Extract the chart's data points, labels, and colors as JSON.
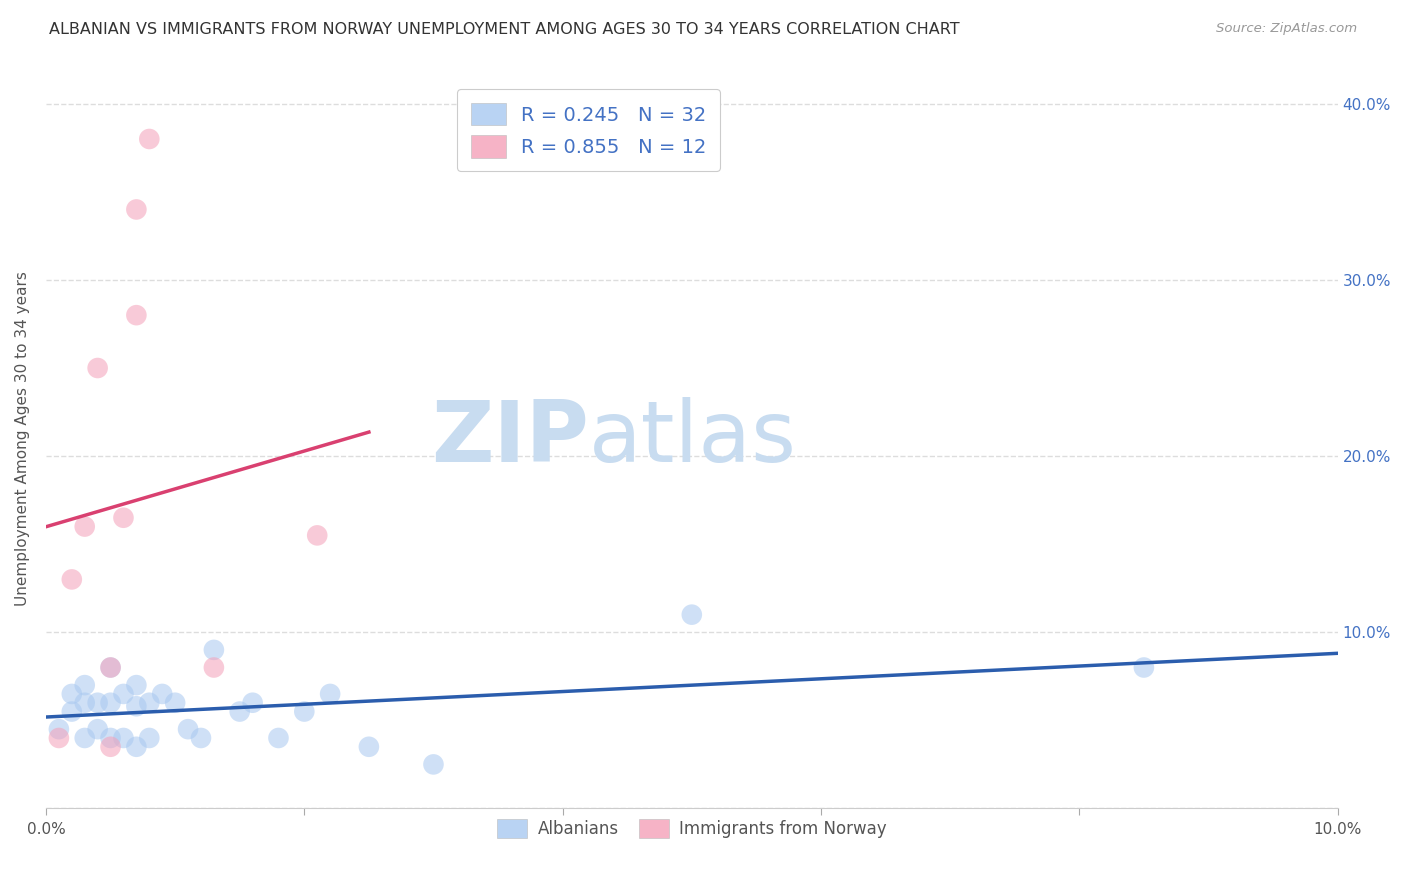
{
  "title": "ALBANIAN VS IMMIGRANTS FROM NORWAY UNEMPLOYMENT AMONG AGES 30 TO 34 YEARS CORRELATION CHART",
  "source": "Source: ZipAtlas.com",
  "ylabel": "Unemployment Among Ages 30 to 34 years",
  "xlim": [
    0.0,
    0.1
  ],
  "ylim": [
    0.0,
    0.42
  ],
  "xticks": [
    0.0,
    0.02,
    0.04,
    0.06,
    0.08,
    0.1
  ],
  "xticklabels": [
    "0.0%",
    "",
    "",
    "",
    "",
    "10.0%"
  ],
  "yticks": [
    0.0,
    0.1,
    0.2,
    0.3,
    0.4
  ],
  "yticklabels_left": [
    "",
    "",
    "",
    "",
    ""
  ],
  "yticklabels_right": [
    "",
    "10.0%",
    "20.0%",
    "30.0%",
    "40.0%"
  ],
  "blue_color": "#A8C8F0",
  "pink_color": "#F4A0B8",
  "blue_line_color": "#2B5DAD",
  "pink_line_color": "#D94070",
  "legend_border_color": "#CCCCCC",
  "grid_color": "#DDDDDD",
  "watermark_zip": "ZIP",
  "watermark_atlas": "atlas",
  "watermark_color_zip": "#C8DCF0",
  "watermark_color_atlas": "#C8DCF0",
  "R_blue": 0.245,
  "N_blue": 32,
  "R_pink": 0.855,
  "N_pink": 12,
  "albanians_x": [
    0.001,
    0.002,
    0.002,
    0.003,
    0.003,
    0.003,
    0.004,
    0.004,
    0.005,
    0.005,
    0.005,
    0.006,
    0.006,
    0.007,
    0.007,
    0.007,
    0.008,
    0.008,
    0.009,
    0.01,
    0.011,
    0.012,
    0.013,
    0.015,
    0.016,
    0.018,
    0.02,
    0.022,
    0.025,
    0.03,
    0.05,
    0.085
  ],
  "albanians_y": [
    0.045,
    0.055,
    0.065,
    0.04,
    0.06,
    0.07,
    0.045,
    0.06,
    0.04,
    0.06,
    0.08,
    0.04,
    0.065,
    0.035,
    0.058,
    0.07,
    0.04,
    0.06,
    0.065,
    0.06,
    0.045,
    0.04,
    0.09,
    0.055,
    0.06,
    0.04,
    0.055,
    0.065,
    0.035,
    0.025,
    0.11,
    0.08
  ],
  "norway_x": [
    0.001,
    0.002,
    0.003,
    0.004,
    0.005,
    0.005,
    0.006,
    0.007,
    0.007,
    0.008,
    0.013,
    0.021
  ],
  "norway_y": [
    0.04,
    0.13,
    0.16,
    0.25,
    0.08,
    0.035,
    0.165,
    0.28,
    0.34,
    0.38,
    0.08,
    0.155
  ],
  "dot_size": 220,
  "alpha": 0.55
}
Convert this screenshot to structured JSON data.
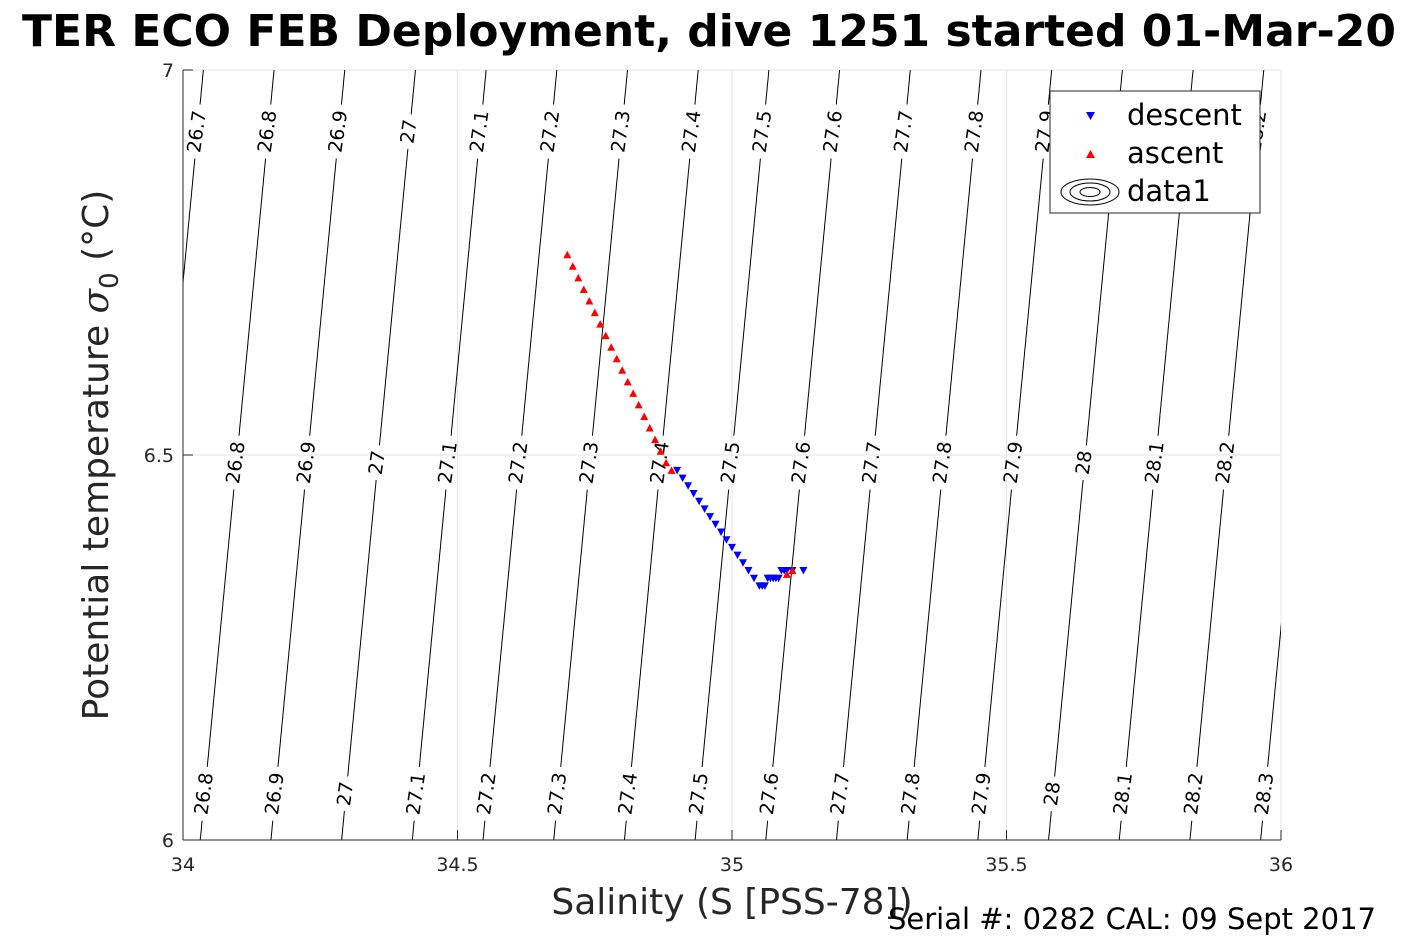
{
  "chart_data": {
    "type": "scatter",
    "title": "TER ECO FEB Deployment, dive 1251 started 01-Mar-20",
    "xlabel": "Salinity (S [PSS-78])",
    "ylabel_main": "Potential temperature ",
    "ylabel_sym": "σ",
    "ylabel_sub": "0",
    "ylabel_unit": " (°C)",
    "xlim": [
      34,
      36
    ],
    "ylim": [
      6,
      7
    ],
    "xticks": [
      34,
      34.5,
      35,
      35.5,
      36
    ],
    "xtick_labels": [
      "34",
      "34.5",
      "35",
      "35.5",
      "36"
    ],
    "yticks": [
      6,
      6.5,
      7
    ],
    "ytick_labels": [
      "6",
      "6.5",
      "7"
    ],
    "grid": true,
    "legend_position": "top-right",
    "footer": "Serial #: 0282  CAL: 09 Sept 2017",
    "contour_levels": [
      26.7,
      26.8,
      26.9,
      27.0,
      27.1,
      27.2,
      27.3,
      27.4,
      27.5,
      27.6,
      27.7,
      27.8,
      27.9,
      28.0,
      28.1,
      28.2,
      28.3
    ],
    "contour_color": "#000000",
    "series": [
      {
        "name": "descent",
        "marker": "triangle-down",
        "color": "#0000ff",
        "points": [
          [
            34.9,
            6.48
          ],
          [
            34.91,
            6.47
          ],
          [
            34.92,
            6.46
          ],
          [
            34.93,
            6.45
          ],
          [
            34.94,
            6.44
          ],
          [
            34.95,
            6.43
          ],
          [
            34.96,
            6.42
          ],
          [
            34.97,
            6.41
          ],
          [
            34.98,
            6.4
          ],
          [
            34.99,
            6.39
          ],
          [
            35.0,
            6.38
          ],
          [
            35.01,
            6.37
          ],
          [
            35.02,
            6.36
          ],
          [
            35.03,
            6.35
          ],
          [
            35.04,
            6.34
          ],
          [
            35.05,
            6.33
          ],
          [
            35.055,
            6.33
          ],
          [
            35.06,
            6.33
          ],
          [
            35.065,
            6.34
          ],
          [
            35.07,
            6.34
          ],
          [
            35.075,
            6.34
          ],
          [
            35.08,
            6.34
          ],
          [
            35.085,
            6.34
          ],
          [
            35.09,
            6.35
          ],
          [
            35.095,
            6.35
          ],
          [
            35.1,
            6.35
          ],
          [
            35.11,
            6.35
          ],
          [
            35.13,
            6.35
          ]
        ]
      },
      {
        "name": "ascent",
        "marker": "triangle-up",
        "color": "#ff0000",
        "points": [
          [
            34.7,
            6.76
          ],
          [
            34.71,
            6.745
          ],
          [
            34.72,
            6.73
          ],
          [
            34.73,
            6.715
          ],
          [
            34.74,
            6.7
          ],
          [
            34.75,
            6.685
          ],
          [
            34.76,
            6.67
          ],
          [
            34.77,
            6.655
          ],
          [
            34.78,
            6.64
          ],
          [
            34.79,
            6.625
          ],
          [
            34.8,
            6.61
          ],
          [
            34.81,
            6.595
          ],
          [
            34.82,
            6.58
          ],
          [
            34.83,
            6.565
          ],
          [
            34.84,
            6.55
          ],
          [
            34.85,
            6.535
          ],
          [
            34.86,
            6.52
          ],
          [
            34.87,
            6.505
          ],
          [
            34.88,
            6.49
          ],
          [
            34.89,
            6.48
          ],
          [
            35.1,
            6.345
          ],
          [
            35.11,
            6.35
          ]
        ]
      },
      {
        "name": "data1",
        "marker": "contour",
        "color": "#000000",
        "points": []
      }
    ]
  }
}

== == ==

The exercise:
Exactly reproduce the entries above, minus the pictures.

Result for this exercise:
Extract the chart's data points, labels, and colors as JSON.
{
  "title": "ALBANIAN VS IMMIGRANTS FROM NORWAY UNEMPLOYMENT AMONG AGES 30 TO 34 YEARS CORRELATION CHART",
  "source": "Source: ZipAtlas.com",
  "ylabel": "Unemployment Among Ages 30 to 34 years",
  "xlim": [
    0.0,
    0.1
  ],
  "ylim": [
    0.0,
    0.42
  ],
  "xticks": [
    0.0,
    0.02,
    0.04,
    0.06,
    0.08,
    0.1
  ],
  "xticklabels": [
    "0.0%",
    "",
    "",
    "",
    "",
    "10.0%"
  ],
  "yticks": [
    0.0,
    0.1,
    0.2,
    0.3,
    0.4
  ],
  "yticklabels_left": [
    "",
    "",
    "",
    "",
    ""
  ],
  "yticklabels_right": [
    "",
    "10.0%",
    "20.0%",
    "30.0%",
    "40.0%"
  ],
  "blue_color": "#A8C8F0",
  "pink_color": "#F4A0B8",
  "blue_line_color": "#2B5DAD",
  "pink_line_color": "#D94070",
  "legend_border_color": "#CCCCCC",
  "grid_color": "#DDDDDD",
  "watermark_zip": "ZIP",
  "watermark_atlas": "atlas",
  "watermark_color_zip": "#C8DCF0",
  "watermark_color_atlas": "#C8DCF0",
  "R_blue": 0.245,
  "N_blue": 32,
  "R_pink": 0.855,
  "N_pink": 12,
  "albanians_x": [
    0.001,
    0.002,
    0.002,
    0.003,
    0.003,
    0.003,
    0.004,
    0.004,
    0.005,
    0.005,
    0.005,
    0.006,
    0.006,
    0.007,
    0.007,
    0.007,
    0.008,
    0.008,
    0.009,
    0.01,
    0.011,
    0.012,
    0.013,
    0.015,
    0.016,
    0.018,
    0.02,
    0.022,
    0.025,
    0.03,
    0.05,
    0.085
  ],
  "albanians_y": [
    0.045,
    0.055,
    0.065,
    0.04,
    0.06,
    0.07,
    0.045,
    0.06,
    0.04,
    0.06,
    0.08,
    0.04,
    0.065,
    0.035,
    0.058,
    0.07,
    0.04,
    0.06,
    0.065,
    0.06,
    0.045,
    0.04,
    0.09,
    0.055,
    0.06,
    0.04,
    0.055,
    0.065,
    0.035,
    0.025,
    0.11,
    0.08
  ],
  "norway_x": [
    0.001,
    0.002,
    0.003,
    0.004,
    0.005,
    0.005,
    0.006,
    0.007,
    0.007,
    0.008,
    0.013,
    0.021
  ],
  "norway_y": [
    0.04,
    0.13,
    0.16,
    0.25,
    0.08,
    0.035,
    0.165,
    0.28,
    0.34,
    0.38,
    0.08,
    0.155
  ],
  "dot_size": 220,
  "alpha": 0.55
}
Convert this screenshot to structured JSON data.
{
  "chart_data": {
    "type": "scatter",
    "title": "TER ECO FEB Deployment, dive 1251 started 01-Mar-20",
    "xlabel": "Salinity (S [PSS-78])",
    "ylabel_main": "Potential temperature ",
    "ylabel_sym": "σ",
    "ylabel_sub": "0",
    "ylabel_unit": " (°C)",
    "xlim": [
      34,
      36
    ],
    "ylim": [
      6,
      7
    ],
    "xticks": [
      34,
      34.5,
      35,
      35.5,
      36
    ],
    "xtick_labels": [
      "34",
      "34.5",
      "35",
      "35.5",
      "36"
    ],
    "yticks": [
      6,
      6.5,
      7
    ],
    "ytick_labels": [
      "6",
      "6.5",
      "7"
    ],
    "grid": true,
    "legend_position": "top-right",
    "footer": "Serial #: 0282  CAL: 09 Sept 2017",
    "contour_levels": [
      26.7,
      26.8,
      26.9,
      27.0,
      27.1,
      27.2,
      27.3,
      27.4,
      27.5,
      27.6,
      27.7,
      27.8,
      27.9,
      28.0,
      28.1,
      28.2,
      28.3
    ],
    "contour_color": "#000000",
    "series": [
      {
        "name": "descent",
        "marker": "triangle-down",
        "color": "#0000ff",
        "points": [
          [
            34.9,
            6.48
          ],
          [
            34.91,
            6.47
          ],
          [
            34.92,
            6.46
          ],
          [
            34.93,
            6.45
          ],
          [
            34.94,
            6.44
          ],
          [
            34.95,
            6.43
          ],
          [
            34.96,
            6.42
          ],
          [
            34.97,
            6.41
          ],
          [
            34.98,
            6.4
          ],
          [
            34.99,
            6.39
          ],
          [
            35.0,
            6.38
          ],
          [
            35.01,
            6.37
          ],
          [
            35.02,
            6.36
          ],
          [
            35.03,
            6.35
          ],
          [
            35.04,
            6.34
          ],
          [
            35.05,
            6.33
          ],
          [
            35.055,
            6.33
          ],
          [
            35.06,
            6.33
          ],
          [
            35.065,
            6.34
          ],
          [
            35.07,
            6.34
          ],
          [
            35.075,
            6.34
          ],
          [
            35.08,
            6.34
          ],
          [
            35.085,
            6.34
          ],
          [
            35.09,
            6.35
          ],
          [
            35.095,
            6.35
          ],
          [
            35.1,
            6.35
          ],
          [
            35.11,
            6.35
          ],
          [
            35.13,
            6.35
          ]
        ]
      },
      {
        "name": "ascent",
        "marker": "triangle-up",
        "color": "#ff0000",
        "points": [
          [
            34.7,
            6.76
          ],
          [
            34.71,
            6.745
          ],
          [
            34.72,
            6.73
          ],
          [
            34.73,
            6.715
          ],
          [
            34.74,
            6.7
          ],
          [
            34.75,
            6.685
          ],
          [
            34.76,
            6.67
          ],
          [
            34.77,
            6.655
          ],
          [
            34.78,
            6.64
          ],
          [
            34.79,
            6.625
          ],
          [
            34.8,
            6.61
          ],
          [
            34.81,
            6.595
          ],
          [
            34.82,
            6.58
          ],
          [
            34.83,
            6.565
          ],
          [
            34.84,
            6.55
          ],
          [
            34.85,
            6.535
          ],
          [
            34.86,
            6.52
          ],
          [
            34.87,
            6.505
          ],
          [
            34.88,
            6.49
          ],
          [
            34.89,
            6.48
          ],
          [
            35.1,
            6.345
          ],
          [
            35.11,
            6.35
          ]
        ]
      },
      {
        "name": "data1",
        "marker": "contour",
        "color": "#000000",
        "points": []
      }
    ]
  }
}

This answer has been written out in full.